▸ **WHAT IS BEING ASKED**:
Print every record below exactly as written.

════════════════

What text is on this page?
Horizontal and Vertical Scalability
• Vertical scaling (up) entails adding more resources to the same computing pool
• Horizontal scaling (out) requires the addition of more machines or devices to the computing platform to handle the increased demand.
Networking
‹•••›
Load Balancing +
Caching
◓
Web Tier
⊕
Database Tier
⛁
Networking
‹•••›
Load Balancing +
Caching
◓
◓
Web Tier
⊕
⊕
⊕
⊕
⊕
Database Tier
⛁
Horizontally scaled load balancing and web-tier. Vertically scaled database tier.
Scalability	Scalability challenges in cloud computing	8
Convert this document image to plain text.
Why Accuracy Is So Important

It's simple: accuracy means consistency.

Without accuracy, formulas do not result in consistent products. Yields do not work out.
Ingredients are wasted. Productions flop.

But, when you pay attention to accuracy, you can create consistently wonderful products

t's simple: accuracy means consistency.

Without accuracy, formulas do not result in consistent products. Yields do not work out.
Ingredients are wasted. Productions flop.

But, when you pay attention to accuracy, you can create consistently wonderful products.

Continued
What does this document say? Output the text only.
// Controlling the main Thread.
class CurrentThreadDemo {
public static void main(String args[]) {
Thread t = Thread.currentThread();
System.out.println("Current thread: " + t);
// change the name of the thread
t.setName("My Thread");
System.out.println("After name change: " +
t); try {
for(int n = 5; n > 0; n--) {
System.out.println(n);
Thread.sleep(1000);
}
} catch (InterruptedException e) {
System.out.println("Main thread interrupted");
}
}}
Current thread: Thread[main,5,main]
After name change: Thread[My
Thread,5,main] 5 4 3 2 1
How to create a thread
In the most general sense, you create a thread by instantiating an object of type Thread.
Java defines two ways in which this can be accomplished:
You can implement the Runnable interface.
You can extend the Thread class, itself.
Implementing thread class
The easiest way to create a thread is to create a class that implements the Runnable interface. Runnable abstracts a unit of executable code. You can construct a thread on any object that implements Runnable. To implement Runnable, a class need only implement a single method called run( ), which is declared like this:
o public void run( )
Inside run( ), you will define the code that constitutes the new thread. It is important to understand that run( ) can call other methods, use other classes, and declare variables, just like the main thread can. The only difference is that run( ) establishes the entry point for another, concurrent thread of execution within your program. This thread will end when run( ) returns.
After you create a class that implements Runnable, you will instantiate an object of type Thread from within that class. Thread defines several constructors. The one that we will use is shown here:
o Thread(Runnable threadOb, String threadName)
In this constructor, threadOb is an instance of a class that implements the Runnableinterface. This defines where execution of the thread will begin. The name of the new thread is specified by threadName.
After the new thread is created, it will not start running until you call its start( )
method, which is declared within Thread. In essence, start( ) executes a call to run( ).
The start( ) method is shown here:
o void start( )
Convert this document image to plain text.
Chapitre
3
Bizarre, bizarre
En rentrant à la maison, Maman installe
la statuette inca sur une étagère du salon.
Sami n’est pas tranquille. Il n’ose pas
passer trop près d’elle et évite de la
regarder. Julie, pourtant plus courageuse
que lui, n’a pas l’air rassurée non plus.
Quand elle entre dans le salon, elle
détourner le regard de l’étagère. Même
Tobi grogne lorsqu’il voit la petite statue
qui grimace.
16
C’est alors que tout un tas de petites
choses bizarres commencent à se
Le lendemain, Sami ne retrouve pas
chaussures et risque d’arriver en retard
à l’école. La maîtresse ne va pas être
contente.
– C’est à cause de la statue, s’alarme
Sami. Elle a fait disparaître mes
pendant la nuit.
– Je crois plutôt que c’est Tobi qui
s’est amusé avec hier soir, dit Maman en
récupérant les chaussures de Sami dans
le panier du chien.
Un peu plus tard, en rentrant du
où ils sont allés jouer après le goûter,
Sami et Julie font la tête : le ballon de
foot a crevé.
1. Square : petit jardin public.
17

════════════════

▸ **FULL ANSWER**:
What text is on this page?
Horizontal and Vertical Scalability
• Vertical scaling (up) entails adding more resources to the same computing pool
• Horizontal scaling (out) requires the addition of more machines or devices to the computing platform to handle the increased demand.
Networking
‹•••›
Load Balancing +
Caching
◓
Web Tier
⊕
Database Tier
⛁
Networking
‹•••›
Load Balancing +
Caching
◓
◓
Web Tier
⊕
⊕
⊕
⊕
⊕
Database Tier
⛁
Horizontally scaled load balancing and web-tier. Vertically scaled database tier.
Scalability	Scalability challenges in cloud computing	8
Convert this document image to plain text.
Why Accuracy Is So Important

It's simple: accuracy means consistency.

Without accuracy, formulas do not result in consistent products. Yields do not work out.
Ingredients are wasted. Productions flop.

But, when you pay attention to accuracy, you can create consistently wonderful products

t's simple: accuracy means consistency.

Without accuracy, formulas do not result in consistent products. Yields do not work out.
Ingredients are wasted. Productions flop.

But, when you pay attention to accuracy, you can create consistently wonderful products.

Continued
What does this document say? Output the text only.
// Controlling the main Thread.
class CurrentThreadDemo {
public static void main(String args[]) {
Thread t = Thread.currentThread();
System.out.println("Current thread: " + t);
// change the name of the thread
t.setName("My Thread");
System.out.println("After name change: " +
t); try {
for(int n = 5; n > 0; n--) {
System.out.println(n);
Thread.sleep(1000);
}
} catch (InterruptedException e) {
System.out.println("Main thread interrupted");
}
}}
Current thread: Thread[main,5,main]
After name change: Thread[My
Thread,5,main] 5 4 3 2 1
How to create a thread
In the most general sense, you create a thread by instantiating an object of type Thread.
Java defines two ways in which this can be accomplished:
You can implement the Runnable interface.
You can extend the Thread class, itself.
Implementing thread class
The easiest way to create a thread is to create a class that implements the Runnable interface. Runnable abstracts a unit of executable code. You can construct a thread on any object that implements Runnable. To implement Runnable, a class need only implement a single method called run( ), which is declared like this:
o public void run( )
Inside run( ), you will define the code that constitutes the new thread. It is important to understand that run( ) can call other methods, use other classes, and declare variables, just like the main thread can. The only difference is that run( ) establishes the entry point for another, concurrent thread of execution within your program. This thread will end when run( ) returns.
After you create a class that implements Runnable, you will instantiate an object of type Thread from within that class. Thread defines several constructors. The one that we will use is shown here:
o Thread(Runnable threadOb, String threadName)
In this constructor, threadOb is an instance of a class that implements the Runnableinterface. This defines where execution of the thread will begin. The name of the new thread is specified by threadName.
After the new thread is created, it will not start running until you call its start( )
method, which is declared within Thread. In essence, start( ) executes a call to run( ).
The start( ) method is shown here:
o void start( )
Convert this document image to plain text.
Chapitre
3
Bizarre, bizarre
En rentrant à la maison, Maman installe
la statuette inca sur une étagère du salon.
Sami n’est pas tranquille. Il n’ose pas
passer trop près d’elle et évite de la
regarder. Julie, pourtant plus courageuse
que lui, n’a pas l’air rassurée non plus.
Quand elle entre dans le salon, elle
détourner le regard de l’étagère. Même
Tobi grogne lorsqu’il voit la petite statue
qui grimace.
16
C’est alors que tout un tas de petites
choses bizarres commencent à se
Le lendemain, Sami ne retrouve pas
chaussures et risque d’arriver en retard
à l’école. La maîtresse ne va pas être
contente.
– C’est à cause de la statue, s’alarme
Sami. Elle a fait disparaître mes
pendant la nuit.
– Je crois plutôt que c’est Tobi qui
s’est amusé avec hier soir, dit Maman en
récupérant les chaussures de Sami dans
le panier du chien.
Un peu plus tard, en rentrant du
où ils sont allés jouer après le goûter,
Sami et Julie font la tête : le ballon de
foot a crevé.
1. Square : petit jardin public.
17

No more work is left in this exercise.